— What you will do —
Please set down all the lines beneath this one exactly, without the pictures.
** BEGIN **
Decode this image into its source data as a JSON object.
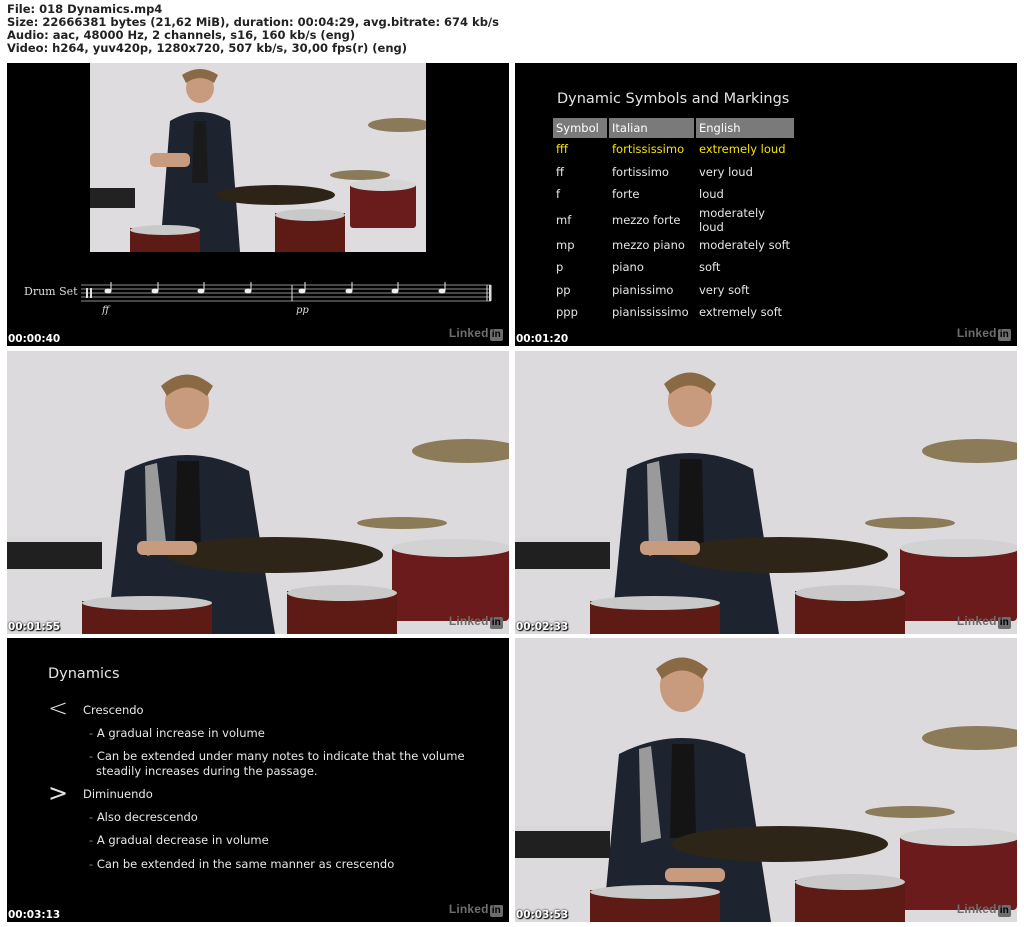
{
  "header": {
    "file": "File: 018 Dynamics.mp4",
    "size": "Size: 22666381 bytes (21,62 MiB), duration: 00:04:29, avg.bitrate: 674 kb/s",
    "audio": "Audio: aac, 48000 Hz, 2 channels, s16, 160 kb/s (eng)",
    "video": "Video: h264, yuv420p, 1280x720, 507 kb/s, 30,00 fps(r) (eng)"
  },
  "watermark": {
    "text": "Linked",
    "badge": "in"
  },
  "frames": [
    {
      "timestamp": "00:00:40",
      "staff_label": "Drum Set",
      "dyn1": "ff",
      "dyn2": "pp"
    },
    {
      "timestamp": "00:01:20"
    },
    {
      "timestamp": "00:01:55"
    },
    {
      "timestamp": "00:02:33"
    },
    {
      "timestamp": "00:03:13"
    },
    {
      "timestamp": "00:03:53"
    }
  ],
  "table": {
    "title": "Dynamic Symbols and Markings",
    "headers": [
      "Symbol",
      "Italian",
      "English"
    ],
    "rows": [
      [
        "fff",
        "fortississimo",
        "extremely loud"
      ],
      [
        "ff",
        "fortissimo",
        "very loud"
      ],
      [
        "f",
        "forte",
        "loud"
      ],
      [
        "mf",
        "mezzo forte",
        "moderately loud"
      ],
      [
        "mp",
        "mezzo piano",
        "moderately soft"
      ],
      [
        "p",
        "piano",
        "soft"
      ],
      [
        "pp",
        "pianissimo",
        "very soft"
      ],
      [
        "ppp",
        "pianississimo",
        "extremely soft"
      ]
    ],
    "highlight_color": "#f6e300"
  },
  "slide": {
    "title": "Dynamics",
    "crescendo_symbol": "<",
    "crescendo": "Crescendo",
    "c1": "A gradual increase in volume",
    "c2a": "Can be extended under many notes to indicate that the volume",
    "c2b": "steadily increases during the passage.",
    "diminuendo_symbol": ">",
    "diminuendo": "Diminuendo",
    "d1": "Also decrescendo",
    "d2": "A gradual decrease in volume",
    "d3": "Can be extended in the same manner as crescendo"
  }
}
** END **
— Final result —
Decode this image into its source data as a JSON object.
{
  "header": {
    "file": "File: 018 Dynamics.mp4",
    "size": "Size: 22666381 bytes (21,62 MiB), duration: 00:04:29, avg.bitrate: 674 kb/s",
    "audio": "Audio: aac, 48000 Hz, 2 channels, s16, 160 kb/s (eng)",
    "video": "Video: h264, yuv420p, 1280x720, 507 kb/s, 30,00 fps(r) (eng)"
  },
  "watermark": {
    "text": "Linked",
    "badge": "in"
  },
  "frames": [
    {
      "timestamp": "00:00:40",
      "staff_label": "Drum Set",
      "dyn1": "ff",
      "dyn2": "pp"
    },
    {
      "timestamp": "00:01:20"
    },
    {
      "timestamp": "00:01:55"
    },
    {
      "timestamp": "00:02:33"
    },
    {
      "timestamp": "00:03:13"
    },
    {
      "timestamp": "00:03:53"
    }
  ],
  "table": {
    "title": "Dynamic Symbols and Markings",
    "headers": [
      "Symbol",
      "Italian",
      "English"
    ],
    "rows": [
      [
        "fff",
        "fortississimo",
        "extremely loud"
      ],
      [
        "ff",
        "fortissimo",
        "very loud"
      ],
      [
        "f",
        "forte",
        "loud"
      ],
      [
        "mf",
        "mezzo forte",
        "moderately loud"
      ],
      [
        "mp",
        "mezzo piano",
        "moderately soft"
      ],
      [
        "p",
        "piano",
        "soft"
      ],
      [
        "pp",
        "pianissimo",
        "very soft"
      ],
      [
        "ppp",
        "pianississimo",
        "extremely soft"
      ]
    ],
    "highlight_color": "#f6e300"
  },
  "slide": {
    "title": "Dynamics",
    "crescendo_symbol": "<",
    "crescendo": "Crescendo",
    "c1": "A gradual increase in volume",
    "c2a": "Can be extended under many notes to indicate that the volume",
    "c2b": "steadily increases during the passage.",
    "diminuendo_symbol": ">",
    "diminuendo": "Diminuendo",
    "d1": "Also decrescendo",
    "d2": "A gradual decrease in volume",
    "d3": "Can be extended in the same manner as crescendo"
  }
}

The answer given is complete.